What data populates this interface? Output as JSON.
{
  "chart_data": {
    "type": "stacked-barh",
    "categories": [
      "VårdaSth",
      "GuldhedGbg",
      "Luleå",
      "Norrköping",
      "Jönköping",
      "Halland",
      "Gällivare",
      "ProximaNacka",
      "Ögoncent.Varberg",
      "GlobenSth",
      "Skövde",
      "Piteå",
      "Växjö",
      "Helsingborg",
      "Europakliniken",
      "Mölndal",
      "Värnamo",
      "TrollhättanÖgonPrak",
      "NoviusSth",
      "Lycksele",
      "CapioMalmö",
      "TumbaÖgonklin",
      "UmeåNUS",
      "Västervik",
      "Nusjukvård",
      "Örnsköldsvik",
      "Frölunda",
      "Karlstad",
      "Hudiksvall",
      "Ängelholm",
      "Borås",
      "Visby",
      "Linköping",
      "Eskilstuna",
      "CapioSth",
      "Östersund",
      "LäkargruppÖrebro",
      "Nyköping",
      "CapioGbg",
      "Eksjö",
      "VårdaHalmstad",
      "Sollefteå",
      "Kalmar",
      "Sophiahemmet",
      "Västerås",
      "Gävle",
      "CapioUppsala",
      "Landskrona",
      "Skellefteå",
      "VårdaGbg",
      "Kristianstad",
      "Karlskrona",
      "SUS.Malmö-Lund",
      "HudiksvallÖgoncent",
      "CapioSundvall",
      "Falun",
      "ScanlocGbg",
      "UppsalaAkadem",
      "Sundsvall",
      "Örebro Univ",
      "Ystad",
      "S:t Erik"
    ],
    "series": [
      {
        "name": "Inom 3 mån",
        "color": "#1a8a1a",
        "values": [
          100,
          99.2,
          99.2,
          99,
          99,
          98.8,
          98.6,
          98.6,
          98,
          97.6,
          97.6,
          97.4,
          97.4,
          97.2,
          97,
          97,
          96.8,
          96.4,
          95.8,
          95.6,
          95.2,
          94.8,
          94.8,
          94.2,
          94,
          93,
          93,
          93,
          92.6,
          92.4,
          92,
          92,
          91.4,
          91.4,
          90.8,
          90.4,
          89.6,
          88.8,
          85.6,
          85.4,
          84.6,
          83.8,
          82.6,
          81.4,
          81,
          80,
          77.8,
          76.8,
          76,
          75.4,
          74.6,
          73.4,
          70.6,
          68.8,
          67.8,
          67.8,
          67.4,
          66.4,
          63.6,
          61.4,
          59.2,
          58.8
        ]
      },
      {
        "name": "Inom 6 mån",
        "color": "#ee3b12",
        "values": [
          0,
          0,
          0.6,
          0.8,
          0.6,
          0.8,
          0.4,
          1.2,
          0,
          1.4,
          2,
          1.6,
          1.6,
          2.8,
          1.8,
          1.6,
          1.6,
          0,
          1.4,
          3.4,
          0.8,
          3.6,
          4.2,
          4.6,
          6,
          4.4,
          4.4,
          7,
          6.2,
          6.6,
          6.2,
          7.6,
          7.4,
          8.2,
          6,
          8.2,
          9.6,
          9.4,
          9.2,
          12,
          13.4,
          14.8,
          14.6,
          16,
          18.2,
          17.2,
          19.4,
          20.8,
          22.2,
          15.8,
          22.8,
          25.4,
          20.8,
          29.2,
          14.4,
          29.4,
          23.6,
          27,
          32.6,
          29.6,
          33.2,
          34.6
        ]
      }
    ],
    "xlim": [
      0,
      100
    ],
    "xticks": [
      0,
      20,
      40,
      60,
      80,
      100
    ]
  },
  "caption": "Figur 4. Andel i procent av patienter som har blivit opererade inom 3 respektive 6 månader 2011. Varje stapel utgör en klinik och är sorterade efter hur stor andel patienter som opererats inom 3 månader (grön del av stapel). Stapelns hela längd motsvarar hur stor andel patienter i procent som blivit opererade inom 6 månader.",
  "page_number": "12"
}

Stated goal >> Give all the records again. Match them exactly.

Response to the exercise >>
What data populates this interface? Output as JSON.
{
  "chart_data": {
    "type": "stacked-barh",
    "categories": [
      "VårdaSth",
      "GuldhedGbg",
      "Luleå",
      "Norrköping",
      "Jönköping",
      "Halland",
      "Gällivare",
      "ProximaNacka",
      "Ögoncent.Varberg",
      "GlobenSth",
      "Skövde",
      "Piteå",
      "Växjö",
      "Helsingborg",
      "Europakliniken",
      "Mölndal",
      "Värnamo",
      "TrollhättanÖgonPrak",
      "NoviusSth",
      "Lycksele",
      "CapioMalmö",
      "TumbaÖgonklin",
      "UmeåNUS",
      "Västervik",
      "Nusjukvård",
      "Örnsköldsvik",
      "Frölunda",
      "Karlstad",
      "Hudiksvall",
      "Ängelholm",
      "Borås",
      "Visby",
      "Linköping",
      "Eskilstuna",
      "CapioSth",
      "Östersund",
      "LäkargruppÖrebro",
      "Nyköping",
      "CapioGbg",
      "Eksjö",
      "VårdaHalmstad",
      "Sollefteå",
      "Kalmar",
      "Sophiahemmet",
      "Västerås",
      "Gävle",
      "CapioUppsala",
      "Landskrona",
      "Skellefteå",
      "VårdaGbg",
      "Kristianstad",
      "Karlskrona",
      "SUS.Malmö-Lund",
      "HudiksvallÖgoncent",
      "CapioSundvall",
      "Falun",
      "ScanlocGbg",
      "UppsalaAkadem",
      "Sundsvall",
      "Örebro Univ",
      "Ystad",
      "S:t Erik"
    ],
    "series": [
      {
        "name": "Inom 3 mån",
        "color": "#1a8a1a",
        "values": [
          100,
          99.2,
          99.2,
          99,
          99,
          98.8,
          98.6,
          98.6,
          98,
          97.6,
          97.6,
          97.4,
          97.4,
          97.2,
          97,
          97,
          96.8,
          96.4,
          95.8,
          95.6,
          95.2,
          94.8,
          94.8,
          94.2,
          94,
          93,
          93,
          93,
          92.6,
          92.4,
          92,
          92,
          91.4,
          91.4,
          90.8,
          90.4,
          89.6,
          88.8,
          85.6,
          85.4,
          84.6,
          83.8,
          82.6,
          81.4,
          81,
          80,
          77.8,
          76.8,
          76,
          75.4,
          74.6,
          73.4,
          70.6,
          68.8,
          67.8,
          67.8,
          67.4,
          66.4,
          63.6,
          61.4,
          59.2,
          58.8
        ]
      },
      {
        "name": "Inom 6 mån",
        "color": "#ee3b12",
        "values": [
          0,
          0,
          0.6,
          0.8,
          0.6,
          0.8,
          0.4,
          1.2,
          0,
          1.4,
          2,
          1.6,
          1.6,
          2.8,
          1.8,
          1.6,
          1.6,
          0,
          1.4,
          3.4,
          0.8,
          3.6,
          4.2,
          4.6,
          6,
          4.4,
          4.4,
          7,
          6.2,
          6.6,
          6.2,
          7.6,
          7.4,
          8.2,
          6,
          8.2,
          9.6,
          9.4,
          9.2,
          12,
          13.4,
          14.8,
          14.6,
          16,
          18.2,
          17.2,
          19.4,
          20.8,
          22.2,
          15.8,
          22.8,
          25.4,
          20.8,
          29.2,
          14.4,
          29.4,
          23.6,
          27,
          32.6,
          29.6,
          33.2,
          34.6
        ]
      }
    ],
    "xlim": [
      0,
      100
    ],
    "xticks": [
      0,
      20,
      40,
      60,
      80,
      100
    ]
  },
  "caption": "Figur 4. Andel i procent av patienter som har blivit opererade inom 3 respektive 6 månader 2011. Varje stapel utgör en klinik och är sorterade efter hur stor andel patienter som opererats inom 3 månader (grön del av stapel). Stapelns hela längd motsvarar hur stor andel patienter i procent som blivit opererade inom 6 månader.",
  "page_number": "12"
}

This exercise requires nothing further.